- WHAT TO PRODUCE: Where a line contains the word "left", copy that line.
-*-
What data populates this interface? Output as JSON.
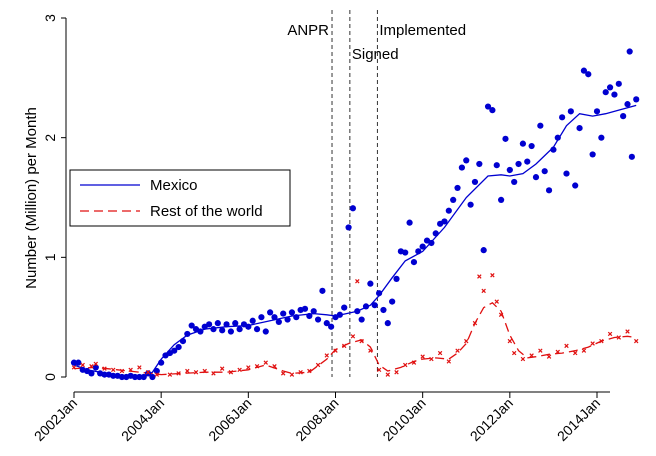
{
  "chart_data": {
    "type": "scatter",
    "title": "",
    "xlabel": "",
    "ylabel": "Number (Million) per Month",
    "xlim": [
      2002.0,
      2014.9
    ],
    "ylim": [
      0,
      3
    ],
    "yticks": [
      0,
      1,
      2,
      3
    ],
    "yticklabels": [
      "0",
      "1",
      "2",
      "3"
    ],
    "xticks": [
      2002.0,
      2004.0,
      2006.0,
      2008.0,
      2010.0,
      2012.0,
      2014.0
    ],
    "xticklabels": [
      "2002Jan",
      "2004Jan",
      "2006Jan",
      "2008Jan",
      "2010Jan",
      "2012Jan",
      "2014Jan"
    ],
    "events": [
      {
        "x": 2007.92,
        "label": "ANPR",
        "label_side": "left",
        "label_row": 1
      },
      {
        "x": 2008.33,
        "label": "Signed",
        "label_side": "right",
        "label_row": 2
      },
      {
        "x": 2008.96,
        "label": "Implemented",
        "label_side": "right",
        "label_row": 1
      }
    ],
    "legend": {
      "position": "middle-left",
      "entries": [
        "Mexico",
        "Rest of the world"
      ]
    },
    "series": [
      {
        "name": "Mexico",
        "color": "#0000d0",
        "marker": "circle",
        "trend_style": "solid",
        "trend": [
          [
            2002.0,
            0.1
          ],
          [
            2002.3,
            0.06
          ],
          [
            2002.6,
            0.04
          ],
          [
            2003.0,
            0.01
          ],
          [
            2003.4,
            0.0
          ],
          [
            2003.6,
            0.0
          ],
          [
            2003.8,
            0.04
          ],
          [
            2004.0,
            0.15
          ],
          [
            2004.3,
            0.27
          ],
          [
            2004.6,
            0.35
          ],
          [
            2005.0,
            0.4
          ],
          [
            2005.5,
            0.42
          ],
          [
            2006.0,
            0.43
          ],
          [
            2006.5,
            0.47
          ],
          [
            2007.0,
            0.51
          ],
          [
            2007.5,
            0.53
          ],
          [
            2007.8,
            0.52
          ],
          [
            2008.0,
            0.51
          ],
          [
            2008.5,
            0.55
          ],
          [
            2008.8,
            0.6
          ],
          [
            2009.0,
            0.68
          ],
          [
            2009.3,
            0.83
          ],
          [
            2009.6,
            0.97
          ],
          [
            2010.0,
            1.05
          ],
          [
            2010.5,
            1.25
          ],
          [
            2011.0,
            1.5
          ],
          [
            2011.5,
            1.68
          ],
          [
            2011.8,
            1.69
          ],
          [
            2012.0,
            1.68
          ],
          [
            2012.3,
            1.7
          ],
          [
            2012.6,
            1.78
          ],
          [
            2013.0,
            1.92
          ],
          [
            2013.3,
            2.1
          ],
          [
            2013.6,
            2.2
          ],
          [
            2013.9,
            2.18
          ],
          [
            2014.2,
            2.2
          ],
          [
            2014.5,
            2.23
          ],
          [
            2014.9,
            2.27
          ]
        ],
        "points": [
          [
            2002.0,
            0.12
          ],
          [
            2002.1,
            0.12
          ],
          [
            2002.2,
            0.06
          ],
          [
            2002.3,
            0.05
          ],
          [
            2002.4,
            0.03
          ],
          [
            2002.5,
            0.08
          ],
          [
            2002.6,
            0.03
          ],
          [
            2002.7,
            0.02
          ],
          [
            2002.8,
            0.02
          ],
          [
            2002.9,
            0.01
          ],
          [
            2003.0,
            0.01
          ],
          [
            2003.1,
            0.0
          ],
          [
            2003.2,
            0.0
          ],
          [
            2003.3,
            0.01
          ],
          [
            2003.4,
            0.0
          ],
          [
            2003.5,
            0.0
          ],
          [
            2003.6,
            0.0
          ],
          [
            2003.7,
            0.03
          ],
          [
            2003.8,
            0.0
          ],
          [
            2003.9,
            0.05
          ],
          [
            2004.0,
            0.12
          ],
          [
            2004.1,
            0.18
          ],
          [
            2004.2,
            0.2
          ],
          [
            2004.3,
            0.22
          ],
          [
            2004.4,
            0.25
          ],
          [
            2004.5,
            0.3
          ],
          [
            2004.6,
            0.36
          ],
          [
            2004.7,
            0.43
          ],
          [
            2004.8,
            0.4
          ],
          [
            2004.9,
            0.38
          ],
          [
            2005.0,
            0.42
          ],
          [
            2005.1,
            0.44
          ],
          [
            2005.2,
            0.4
          ],
          [
            2005.3,
            0.45
          ],
          [
            2005.4,
            0.39
          ],
          [
            2005.5,
            0.44
          ],
          [
            2005.6,
            0.38
          ],
          [
            2005.7,
            0.45
          ],
          [
            2005.8,
            0.4
          ],
          [
            2005.9,
            0.44
          ],
          [
            2006.0,
            0.42
          ],
          [
            2006.1,
            0.47
          ],
          [
            2006.2,
            0.4
          ],
          [
            2006.3,
            0.5
          ],
          [
            2006.4,
            0.38
          ],
          [
            2006.5,
            0.54
          ],
          [
            2006.6,
            0.5
          ],
          [
            2006.7,
            0.46
          ],
          [
            2006.8,
            0.53
          ],
          [
            2006.9,
            0.48
          ],
          [
            2007.0,
            0.54
          ],
          [
            2007.1,
            0.5
          ],
          [
            2007.2,
            0.56
          ],
          [
            2007.3,
            0.57
          ],
          [
            2007.4,
            0.51
          ],
          [
            2007.5,
            0.55
          ],
          [
            2007.6,
            0.48
          ],
          [
            2007.7,
            0.72
          ],
          [
            2007.8,
            0.45
          ],
          [
            2007.9,
            0.42
          ],
          [
            2008.0,
            0.5
          ],
          [
            2008.1,
            0.52
          ],
          [
            2008.2,
            0.58
          ],
          [
            2008.3,
            1.25
          ],
          [
            2008.4,
            1.41
          ],
          [
            2008.5,
            0.55
          ],
          [
            2008.6,
            0.48
          ],
          [
            2008.7,
            0.59
          ],
          [
            2008.8,
            0.78
          ],
          [
            2008.9,
            0.6
          ],
          [
            2009.0,
            0.7
          ],
          [
            2009.1,
            0.56
          ],
          [
            2009.2,
            0.45
          ],
          [
            2009.3,
            0.63
          ],
          [
            2009.4,
            0.82
          ],
          [
            2009.5,
            1.05
          ],
          [
            2009.6,
            1.04
          ],
          [
            2009.7,
            1.29
          ],
          [
            2009.8,
            0.96
          ],
          [
            2009.9,
            1.05
          ],
          [
            2010.0,
            1.09
          ],
          [
            2010.1,
            1.14
          ],
          [
            2010.2,
            1.12
          ],
          [
            2010.3,
            1.2
          ],
          [
            2010.4,
            1.28
          ],
          [
            2010.5,
            1.3
          ],
          [
            2010.6,
            1.39
          ],
          [
            2010.7,
            1.48
          ],
          [
            2010.8,
            1.58
          ],
          [
            2010.9,
            1.75
          ],
          [
            2011.0,
            1.81
          ],
          [
            2011.1,
            1.44
          ],
          [
            2011.2,
            1.63
          ],
          [
            2011.3,
            1.78
          ],
          [
            2011.4,
            1.06
          ],
          [
            2011.5,
            2.26
          ],
          [
            2011.6,
            2.23
          ],
          [
            2011.7,
            1.77
          ],
          [
            2011.8,
            1.48
          ],
          [
            2011.9,
            1.99
          ],
          [
            2012.0,
            1.73
          ],
          [
            2012.1,
            1.63
          ],
          [
            2012.2,
            1.78
          ],
          [
            2012.3,
            1.95
          ],
          [
            2012.4,
            1.8
          ],
          [
            2012.5,
            1.93
          ],
          [
            2012.6,
            1.67
          ],
          [
            2012.7,
            2.1
          ],
          [
            2012.8,
            1.72
          ],
          [
            2012.9,
            1.56
          ],
          [
            2013.0,
            1.9
          ],
          [
            2013.1,
            2.0
          ],
          [
            2013.2,
            2.17
          ],
          [
            2013.3,
            1.7
          ],
          [
            2013.4,
            2.22
          ],
          [
            2013.5,
            1.6
          ],
          [
            2013.6,
            2.08
          ],
          [
            2013.7,
            2.56
          ],
          [
            2013.8,
            2.53
          ],
          [
            2013.9,
            1.86
          ],
          [
            2014.0,
            2.22
          ],
          [
            2014.1,
            2.0
          ],
          [
            2014.2,
            2.38
          ],
          [
            2014.3,
            2.42
          ],
          [
            2014.4,
            2.36
          ],
          [
            2014.5,
            2.45
          ],
          [
            2014.6,
            2.18
          ],
          [
            2014.7,
            2.28
          ],
          [
            2014.8,
            1.84
          ],
          [
            2014.9,
            2.32
          ],
          [
            2014.75,
            2.72
          ]
        ]
      },
      {
        "name": "Rest of the world",
        "color": "#e01010",
        "marker": "x",
        "trend_style": "dashed",
        "trend": [
          [
            2002.0,
            0.07
          ],
          [
            2002.5,
            0.08
          ],
          [
            2003.0,
            0.06
          ],
          [
            2003.5,
            0.04
          ],
          [
            2004.0,
            0.02
          ],
          [
            2004.5,
            0.03
          ],
          [
            2005.0,
            0.04
          ],
          [
            2005.5,
            0.04
          ],
          [
            2006.0,
            0.06
          ],
          [
            2006.4,
            0.1
          ],
          [
            2006.8,
            0.05
          ],
          [
            2007.0,
            0.03
          ],
          [
            2007.4,
            0.04
          ],
          [
            2007.8,
            0.15
          ],
          [
            2008.0,
            0.23
          ],
          [
            2008.3,
            0.28
          ],
          [
            2008.6,
            0.31
          ],
          [
            2008.8,
            0.25
          ],
          [
            2009.0,
            0.1
          ],
          [
            2009.2,
            0.05
          ],
          [
            2009.5,
            0.08
          ],
          [
            2009.8,
            0.13
          ],
          [
            2010.0,
            0.15
          ],
          [
            2010.3,
            0.16
          ],
          [
            2010.6,
            0.15
          ],
          [
            2010.8,
            0.2
          ],
          [
            2011.0,
            0.28
          ],
          [
            2011.2,
            0.45
          ],
          [
            2011.4,
            0.58
          ],
          [
            2011.6,
            0.62
          ],
          [
            2011.8,
            0.55
          ],
          [
            2012.0,
            0.35
          ],
          [
            2012.2,
            0.22
          ],
          [
            2012.4,
            0.16
          ],
          [
            2012.6,
            0.17
          ],
          [
            2012.9,
            0.19
          ],
          [
            2013.2,
            0.2
          ],
          [
            2013.5,
            0.22
          ],
          [
            2013.8,
            0.25
          ],
          [
            2014.1,
            0.3
          ],
          [
            2014.4,
            0.33
          ],
          [
            2014.7,
            0.34
          ],
          [
            2014.9,
            0.33
          ]
        ],
        "points": [
          [
            2002.0,
            0.08
          ],
          [
            2002.2,
            0.1
          ],
          [
            2002.4,
            0.09
          ],
          [
            2002.5,
            0.11
          ],
          [
            2002.7,
            0.07
          ],
          [
            2002.9,
            0.06
          ],
          [
            2003.1,
            0.05
          ],
          [
            2003.3,
            0.06
          ],
          [
            2003.5,
            0.08
          ],
          [
            2003.7,
            0.04
          ],
          [
            2003.9,
            0.02
          ],
          [
            2004.2,
            0.02
          ],
          [
            2004.4,
            0.03
          ],
          [
            2004.6,
            0.05
          ],
          [
            2004.8,
            0.04
          ],
          [
            2005.0,
            0.05
          ],
          [
            2005.2,
            0.03
          ],
          [
            2005.4,
            0.07
          ],
          [
            2005.6,
            0.04
          ],
          [
            2005.8,
            0.06
          ],
          [
            2006.0,
            0.08
          ],
          [
            2006.2,
            0.09
          ],
          [
            2006.4,
            0.12
          ],
          [
            2006.6,
            0.09
          ],
          [
            2006.8,
            0.03
          ],
          [
            2007.0,
            0.02
          ],
          [
            2007.2,
            0.04
          ],
          [
            2007.4,
            0.05
          ],
          [
            2007.6,
            0.1
          ],
          [
            2007.8,
            0.18
          ],
          [
            2008.0,
            0.22
          ],
          [
            2008.2,
            0.26
          ],
          [
            2008.4,
            0.34
          ],
          [
            2008.5,
            0.8
          ],
          [
            2008.6,
            0.3
          ],
          [
            2008.8,
            0.22
          ],
          [
            2009.0,
            0.06
          ],
          [
            2009.2,
            0.02
          ],
          [
            2009.4,
            0.04
          ],
          [
            2009.6,
            0.1
          ],
          [
            2009.8,
            0.12
          ],
          [
            2010.0,
            0.17
          ],
          [
            2010.2,
            0.15
          ],
          [
            2010.4,
            0.2
          ],
          [
            2010.6,
            0.13
          ],
          [
            2010.8,
            0.22
          ],
          [
            2011.0,
            0.3
          ],
          [
            2011.2,
            0.45
          ],
          [
            2011.3,
            0.84
          ],
          [
            2011.4,
            0.72
          ],
          [
            2011.6,
            0.85
          ],
          [
            2011.7,
            0.63
          ],
          [
            2011.8,
            0.52
          ],
          [
            2012.0,
            0.3
          ],
          [
            2012.1,
            0.2
          ],
          [
            2012.3,
            0.15
          ],
          [
            2012.5,
            0.18
          ],
          [
            2012.7,
            0.22
          ],
          [
            2012.9,
            0.17
          ],
          [
            2013.1,
            0.21
          ],
          [
            2013.3,
            0.26
          ],
          [
            2013.5,
            0.2
          ],
          [
            2013.7,
            0.22
          ],
          [
            2013.9,
            0.28
          ],
          [
            2014.1,
            0.3
          ],
          [
            2014.3,
            0.36
          ],
          [
            2014.5,
            0.33
          ],
          [
            2014.7,
            0.38
          ],
          [
            2014.9,
            0.3
          ]
        ]
      }
    ]
  }
}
-*-
- WRITTEN ANSWER:
        "label_side": "left",
      "position": "middle-left",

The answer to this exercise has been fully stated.